Using the listing below, give the number of lines where "conditions" appears, and nothing else.

▼▼▼

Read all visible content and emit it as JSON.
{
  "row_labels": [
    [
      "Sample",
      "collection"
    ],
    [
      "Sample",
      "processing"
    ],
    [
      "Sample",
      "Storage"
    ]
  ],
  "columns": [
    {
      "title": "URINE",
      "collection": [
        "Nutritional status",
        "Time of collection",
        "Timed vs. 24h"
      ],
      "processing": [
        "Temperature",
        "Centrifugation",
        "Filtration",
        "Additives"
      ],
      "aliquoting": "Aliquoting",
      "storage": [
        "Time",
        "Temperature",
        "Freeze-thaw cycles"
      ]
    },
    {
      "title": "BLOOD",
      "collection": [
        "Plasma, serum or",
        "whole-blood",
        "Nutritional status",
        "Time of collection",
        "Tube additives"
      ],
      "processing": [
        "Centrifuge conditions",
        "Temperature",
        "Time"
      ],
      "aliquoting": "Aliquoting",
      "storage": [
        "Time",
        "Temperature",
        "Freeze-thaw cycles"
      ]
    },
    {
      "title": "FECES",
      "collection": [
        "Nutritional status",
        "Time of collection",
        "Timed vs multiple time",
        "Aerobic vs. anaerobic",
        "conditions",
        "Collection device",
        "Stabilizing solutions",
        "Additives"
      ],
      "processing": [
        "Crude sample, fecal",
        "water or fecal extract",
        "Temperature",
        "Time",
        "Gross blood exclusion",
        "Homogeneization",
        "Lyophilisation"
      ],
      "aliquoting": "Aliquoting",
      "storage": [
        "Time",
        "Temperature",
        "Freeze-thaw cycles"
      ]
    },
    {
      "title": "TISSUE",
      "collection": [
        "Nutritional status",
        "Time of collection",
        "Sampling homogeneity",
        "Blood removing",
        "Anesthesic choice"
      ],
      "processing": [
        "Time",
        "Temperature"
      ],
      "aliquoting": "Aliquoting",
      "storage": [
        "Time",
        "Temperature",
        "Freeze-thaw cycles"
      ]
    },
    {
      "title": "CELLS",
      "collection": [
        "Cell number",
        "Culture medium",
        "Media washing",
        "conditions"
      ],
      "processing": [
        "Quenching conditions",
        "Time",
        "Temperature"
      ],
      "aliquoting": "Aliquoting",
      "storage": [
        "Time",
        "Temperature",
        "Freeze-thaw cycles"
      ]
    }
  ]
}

▲▲▲
▼▼▼

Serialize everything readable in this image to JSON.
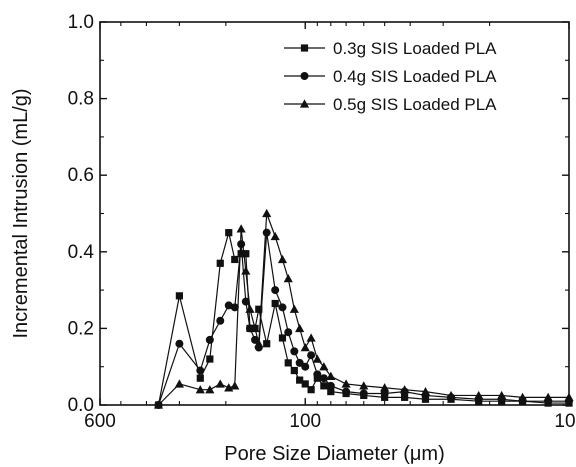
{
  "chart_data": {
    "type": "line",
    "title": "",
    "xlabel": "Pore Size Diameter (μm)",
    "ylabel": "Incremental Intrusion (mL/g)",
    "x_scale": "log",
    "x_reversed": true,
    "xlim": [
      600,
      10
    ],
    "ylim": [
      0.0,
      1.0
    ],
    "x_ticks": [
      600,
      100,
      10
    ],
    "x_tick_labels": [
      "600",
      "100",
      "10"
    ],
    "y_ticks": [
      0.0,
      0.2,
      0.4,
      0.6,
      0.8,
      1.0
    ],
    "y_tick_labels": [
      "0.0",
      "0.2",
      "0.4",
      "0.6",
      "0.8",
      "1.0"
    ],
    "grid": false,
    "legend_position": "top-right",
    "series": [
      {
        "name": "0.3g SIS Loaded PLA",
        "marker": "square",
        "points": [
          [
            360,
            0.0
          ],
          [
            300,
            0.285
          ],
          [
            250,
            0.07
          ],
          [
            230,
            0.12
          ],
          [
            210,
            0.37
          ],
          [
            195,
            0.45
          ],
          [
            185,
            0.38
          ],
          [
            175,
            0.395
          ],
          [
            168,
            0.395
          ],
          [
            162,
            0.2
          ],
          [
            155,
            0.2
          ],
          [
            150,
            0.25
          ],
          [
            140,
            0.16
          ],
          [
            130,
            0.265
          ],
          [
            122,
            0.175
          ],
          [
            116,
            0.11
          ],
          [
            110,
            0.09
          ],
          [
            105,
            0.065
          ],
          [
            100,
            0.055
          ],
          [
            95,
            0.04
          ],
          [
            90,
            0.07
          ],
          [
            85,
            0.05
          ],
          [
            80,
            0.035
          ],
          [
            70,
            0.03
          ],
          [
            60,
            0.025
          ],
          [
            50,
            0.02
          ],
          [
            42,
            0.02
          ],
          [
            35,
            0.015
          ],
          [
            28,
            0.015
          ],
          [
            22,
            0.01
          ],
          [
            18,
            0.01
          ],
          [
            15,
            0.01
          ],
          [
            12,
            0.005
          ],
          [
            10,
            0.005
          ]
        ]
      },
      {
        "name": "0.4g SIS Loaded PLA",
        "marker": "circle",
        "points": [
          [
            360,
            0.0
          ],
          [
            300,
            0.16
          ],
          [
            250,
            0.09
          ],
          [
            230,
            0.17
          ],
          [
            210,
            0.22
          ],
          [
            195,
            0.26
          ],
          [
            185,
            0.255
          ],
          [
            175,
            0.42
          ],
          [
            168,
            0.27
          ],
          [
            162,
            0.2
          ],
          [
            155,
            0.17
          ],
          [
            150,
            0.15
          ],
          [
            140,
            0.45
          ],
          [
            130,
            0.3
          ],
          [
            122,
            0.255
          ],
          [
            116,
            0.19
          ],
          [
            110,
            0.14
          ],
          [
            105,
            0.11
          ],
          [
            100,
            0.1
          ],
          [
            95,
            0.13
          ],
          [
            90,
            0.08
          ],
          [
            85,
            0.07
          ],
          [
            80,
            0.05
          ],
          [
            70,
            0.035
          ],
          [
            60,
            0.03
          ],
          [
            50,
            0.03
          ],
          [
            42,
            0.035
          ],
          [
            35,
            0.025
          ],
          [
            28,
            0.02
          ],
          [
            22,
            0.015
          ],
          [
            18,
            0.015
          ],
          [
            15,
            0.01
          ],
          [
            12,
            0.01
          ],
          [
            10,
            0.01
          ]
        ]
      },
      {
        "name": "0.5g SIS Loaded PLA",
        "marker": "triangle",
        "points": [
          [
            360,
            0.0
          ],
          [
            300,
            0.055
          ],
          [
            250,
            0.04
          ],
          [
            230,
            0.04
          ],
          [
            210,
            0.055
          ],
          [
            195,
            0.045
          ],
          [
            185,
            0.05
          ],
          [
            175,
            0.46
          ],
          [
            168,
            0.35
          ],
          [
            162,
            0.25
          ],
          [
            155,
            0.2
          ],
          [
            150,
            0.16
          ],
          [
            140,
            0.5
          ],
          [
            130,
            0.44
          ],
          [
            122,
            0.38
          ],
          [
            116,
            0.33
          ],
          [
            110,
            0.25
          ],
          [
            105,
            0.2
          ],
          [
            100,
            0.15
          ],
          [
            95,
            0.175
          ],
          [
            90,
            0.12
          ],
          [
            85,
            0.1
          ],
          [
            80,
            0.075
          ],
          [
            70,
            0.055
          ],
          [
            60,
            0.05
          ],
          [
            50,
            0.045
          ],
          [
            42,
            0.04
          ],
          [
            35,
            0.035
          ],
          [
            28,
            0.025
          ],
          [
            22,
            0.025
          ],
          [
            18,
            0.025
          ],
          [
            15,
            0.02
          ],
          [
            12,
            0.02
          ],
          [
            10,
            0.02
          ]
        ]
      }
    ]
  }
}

▲▲▲

SOLUTION BELOW: 4